• [Exercise instructions]: All the data below goes into the copy word for word, but the pictures don't.

(Excerpts from a figure dataset)
────────────────

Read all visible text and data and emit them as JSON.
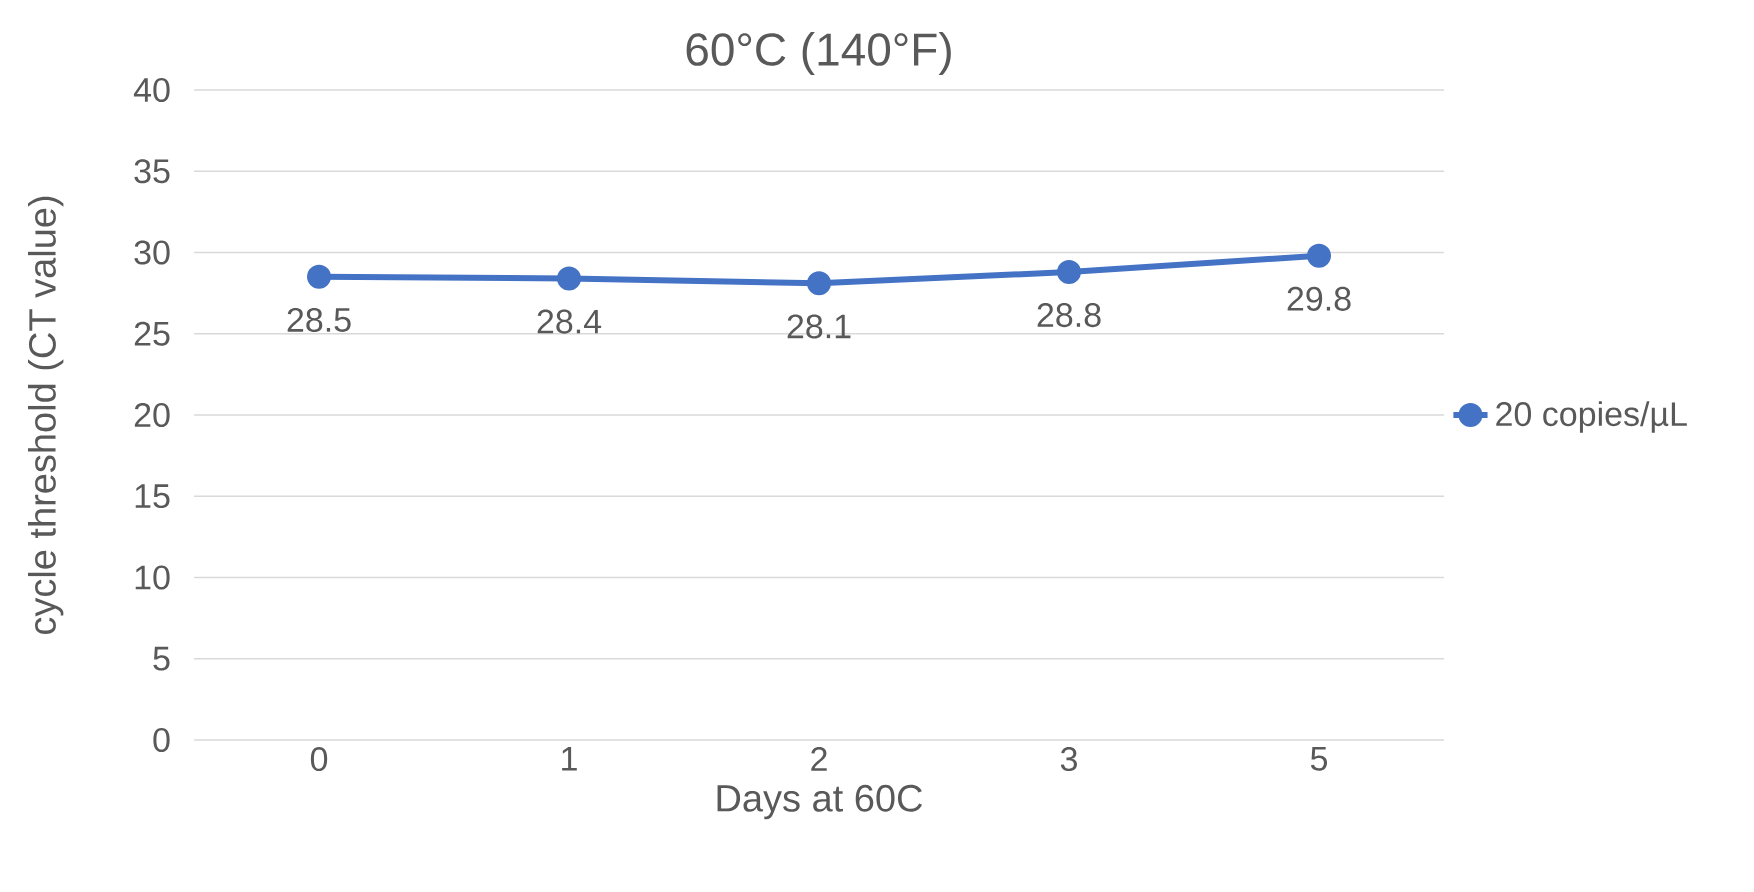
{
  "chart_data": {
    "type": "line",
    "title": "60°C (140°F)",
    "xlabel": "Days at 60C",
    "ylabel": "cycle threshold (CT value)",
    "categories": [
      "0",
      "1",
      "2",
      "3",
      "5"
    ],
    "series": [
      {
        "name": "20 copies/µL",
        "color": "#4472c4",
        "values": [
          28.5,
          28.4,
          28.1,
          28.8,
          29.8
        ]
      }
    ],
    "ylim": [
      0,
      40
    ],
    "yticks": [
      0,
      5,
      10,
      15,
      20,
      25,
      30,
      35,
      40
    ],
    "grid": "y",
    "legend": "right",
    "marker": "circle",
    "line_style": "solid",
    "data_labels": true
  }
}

────────────────

• [Final result]:
Read all visible text and data and emit them as JSON.
{
  "chart_data": {
    "type": "line",
    "title": "60°C (140°F)",
    "xlabel": "Days at 60C",
    "ylabel": "cycle threshold (CT value)",
    "categories": [
      "0",
      "1",
      "2",
      "3",
      "5"
    ],
    "series": [
      {
        "name": "20 copies/µL",
        "color": "#4472c4",
        "values": [
          28.5,
          28.4,
          28.1,
          28.8,
          29.8
        ]
      }
    ],
    "ylim": [
      0,
      40
    ],
    "yticks": [
      0,
      5,
      10,
      15,
      20,
      25,
      30,
      35,
      40
    ],
    "grid": "y",
    "legend": "right",
    "marker": "circle",
    "line_style": "solid",
    "data_labels": true
  }
}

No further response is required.